> **TASK DETAILS**: Restate the data word for word and leave the images out.

Stored entries:
>> START

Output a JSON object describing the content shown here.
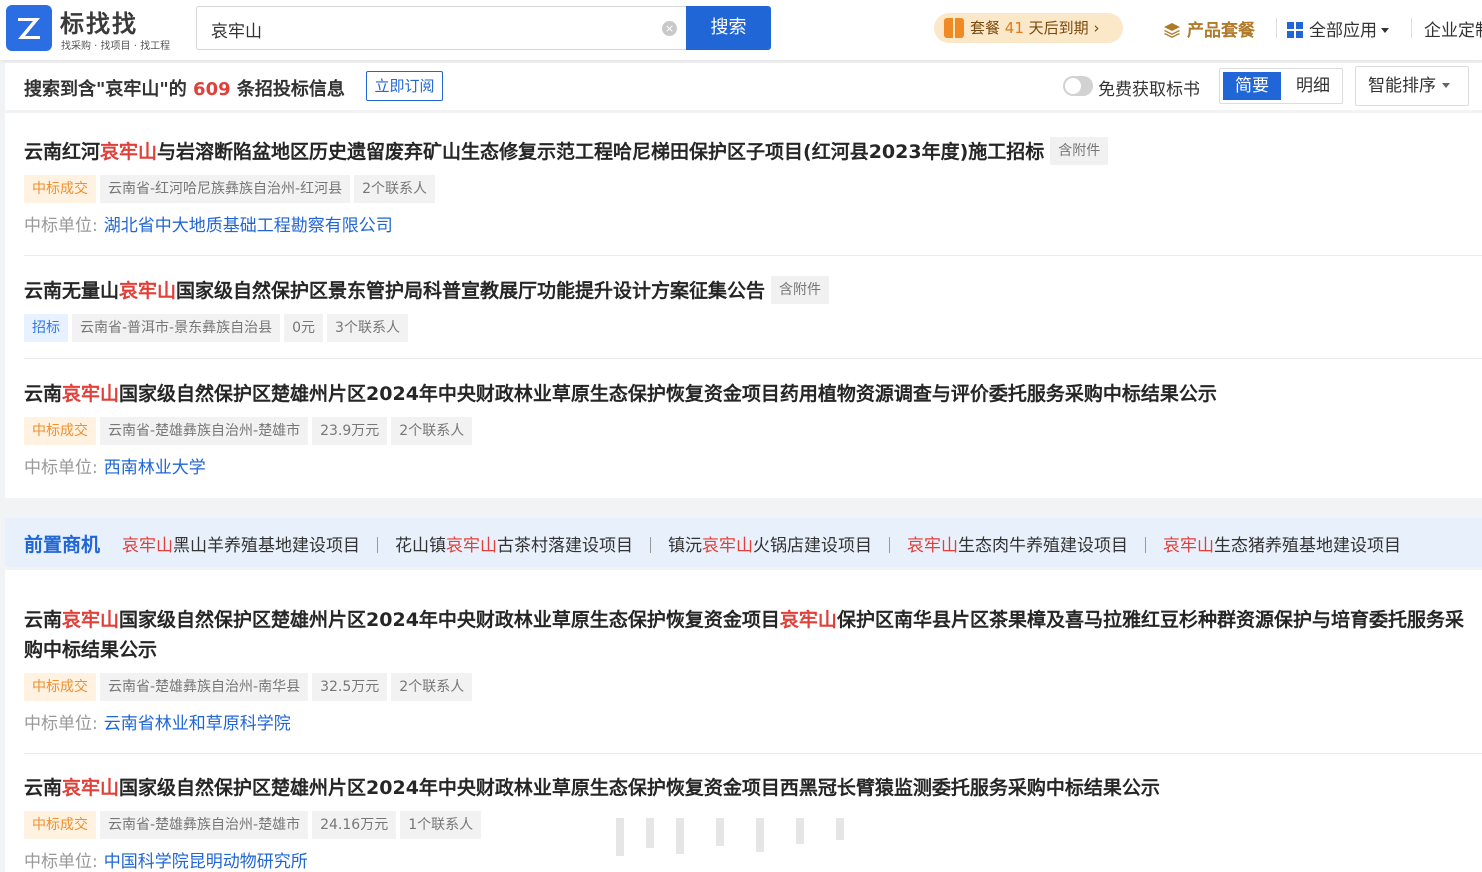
{
  "header": {
    "logo_text": "标找找",
    "logo_tagline": "找采购 · 找项目 · 找工程",
    "search_value": "哀牢山",
    "search_button": "搜索",
    "package_prefix": "套餐",
    "package_days": "41",
    "package_suffix": "天后到期",
    "nav_packages": "产品套餐",
    "nav_all_apps": "全部应用",
    "nav_enterprise": "企业定制"
  },
  "summary": {
    "prefix": "搜索到含\"哀牢山\"的",
    "count": "609",
    "suffix": "条招投标信息",
    "subscribe": "立即订阅",
    "free_toggle_label": "免费获取标书",
    "view_brief": "简要",
    "view_detail": "明细",
    "sort_label": "智能排序"
  },
  "labels": {
    "winner_label": "中标单位:",
    "attachment": "含附件",
    "pre_title": "前置商机"
  },
  "results": [
    {
      "title_parts": [
        "云南红河",
        "哀牢山",
        "与岩溶断陷盆地区历史遗留废弃矿山生态修复示范工程哈尼梯田保护区子项目(红河县2023年度)施工招标"
      ],
      "status": "中标成交",
      "region": "云南省-红河哈尼族彝族自治州-红河县",
      "contacts": "2个联系人",
      "winner": "湖北省中大地质基础工程勘察有限公司"
    },
    {
      "title_parts": [
        "云南无量山",
        "哀牢山",
        "国家级自然保护区景东管护局科普宣教展厅功能提升设计方案征集公告"
      ],
      "status": "招标",
      "region": "云南省-普洱市-景东彝族自治县",
      "amount": "0元",
      "contacts": "3个联系人"
    },
    {
      "title_parts": [
        "云南",
        "哀牢山",
        "国家级自然保护区楚雄州片区2024年中央财政林业草原生态保护恢复资金项目药用植物资源调查与评价委托服务采购中标结果公示"
      ],
      "status": "中标成交",
      "region": "云南省-楚雄彝族自治州-楚雄市",
      "amount": "23.9万元",
      "contacts": "2个联系人",
      "winner": "西南林业大学"
    },
    {
      "title_parts": [
        "云南",
        "哀牢山",
        "国家级自然保护区楚雄州片区2024年中央财政林业草原生态保护恢复资金项目",
        "哀牢山",
        "保护区南华县片区茶果樟及喜马拉雅红豆杉种群资源保护与培育委托服务采购中标结果公示"
      ],
      "status": "中标成交",
      "region": "云南省-楚雄彝族自治州-南华县",
      "amount": "32.5万元",
      "contacts": "2个联系人",
      "winner": "云南省林业和草原科学院"
    },
    {
      "title_parts": [
        "云南",
        "哀牢山",
        "国家级自然保护区楚雄州片区2024年中央财政林业草原生态保护恢复资金项目西黑冠长臂猿监测委托服务采购中标结果公示"
      ],
      "status": "中标成交",
      "region": "云南省-楚雄彝族自治州-楚雄市",
      "amount": "24.16万元",
      "contacts": "1个联系人",
      "winner": "中国科学院昆明动物研究所"
    }
  ],
  "pre_opportunities": [
    {
      "before": "",
      "hl": "哀牢山",
      "after": "黑山羊养殖基地建设项目"
    },
    {
      "before": "花山镇",
      "hl": "哀牢山",
      "after": "古茶村落建设项目"
    },
    {
      "before": "镇沅",
      "hl": "哀牢山",
      "after": "火锅店建设项目"
    },
    {
      "before": "",
      "hl": "哀牢山",
      "after": "生态肉牛养殖建设项目"
    },
    {
      "before": "",
      "hl": "哀牢山",
      "after": "生态猪养殖基地建设项目"
    }
  ],
  "colors": {
    "brand_blue": "#2166d6",
    "highlight_red": "#e0403a",
    "won_orange": "#f09030"
  }
}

>> END

> **WRITTEN RESPONSE**:
Output a JSON object describing the content shown here.
{
  "header": {
    "logo_text": "标找找",
    "logo_tagline": "找采购 · 找项目 · 找工程",
    "search_value": "哀牢山",
    "search_button": "搜索",
    "package_prefix": "套餐",
    "package_days": "41",
    "package_suffix": "天后到期",
    "nav_packages": "产品套餐",
    "nav_all_apps": "全部应用",
    "nav_enterprise": "企业定制"
  },
  "summary": {
    "prefix": "搜索到含\"哀牢山\"的",
    "count": "609",
    "suffix": "条招投标信息",
    "subscribe": "立即订阅",
    "free_toggle_label": "免费获取标书",
    "view_brief": "简要",
    "view_detail": "明细",
    "sort_label": "智能排序"
  },
  "labels": {
    "winner_label": "中标单位:",
    "attachment": "含附件",
    "pre_title": "前置商机"
  },
  "results": [
    {
      "title_parts": [
        "云南红河",
        "哀牢山",
        "与岩溶断陷盆地区历史遗留废弃矿山生态修复示范工程哈尼梯田保护区子项目(红河县2023年度)施工招标"
      ],
      "status": "中标成交",
      "region": "云南省-红河哈尼族彝族自治州-红河县",
      "contacts": "2个联系人",
      "winner": "湖北省中大地质基础工程勘察有限公司"
    },
    {
      "title_parts": [
        "云南无量山",
        "哀牢山",
        "国家级自然保护区景东管护局科普宣教展厅功能提升设计方案征集公告"
      ],
      "status": "招标",
      "region": "云南省-普洱市-景东彝族自治县",
      "amount": "0元",
      "contacts": "3个联系人"
    },
    {
      "title_parts": [
        "云南",
        "哀牢山",
        "国家级自然保护区楚雄州片区2024年中央财政林业草原生态保护恢复资金项目药用植物资源调查与评价委托服务采购中标结果公示"
      ],
      "status": "中标成交",
      "region": "云南省-楚雄彝族自治州-楚雄市",
      "amount": "23.9万元",
      "contacts": "2个联系人",
      "winner": "西南林业大学"
    },
    {
      "title_parts": [
        "云南",
        "哀牢山",
        "国家级自然保护区楚雄州片区2024年中央财政林业草原生态保护恢复资金项目",
        "哀牢山",
        "保护区南华县片区茶果樟及喜马拉雅红豆杉种群资源保护与培育委托服务采购中标结果公示"
      ],
      "status": "中标成交",
      "region": "云南省-楚雄彝族自治州-南华县",
      "amount": "32.5万元",
      "contacts": "2个联系人",
      "winner": "云南省林业和草原科学院"
    },
    {
      "title_parts": [
        "云南",
        "哀牢山",
        "国家级自然保护区楚雄州片区2024年中央财政林业草原生态保护恢复资金项目西黑冠长臂猿监测委托服务采购中标结果公示"
      ],
      "status": "中标成交",
      "region": "云南省-楚雄彝族自治州-楚雄市",
      "amount": "24.16万元",
      "contacts": "1个联系人",
      "winner": "中国科学院昆明动物研究所"
    }
  ],
  "pre_opportunities": [
    {
      "before": "",
      "hl": "哀牢山",
      "after": "黑山羊养殖基地建设项目"
    },
    {
      "before": "花山镇",
      "hl": "哀牢山",
      "after": "古茶村落建设项目"
    },
    {
      "before": "镇沅",
      "hl": "哀牢山",
      "after": "火锅店建设项目"
    },
    {
      "before": "",
      "hl": "哀牢山",
      "after": "生态肉牛养殖建设项目"
    },
    {
      "before": "",
      "hl": "哀牢山",
      "after": "生态猪养殖基地建设项目"
    }
  ],
  "colors": {
    "brand_blue": "#2166d6",
    "highlight_red": "#e0403a",
    "won_orange": "#f09030"
  }
}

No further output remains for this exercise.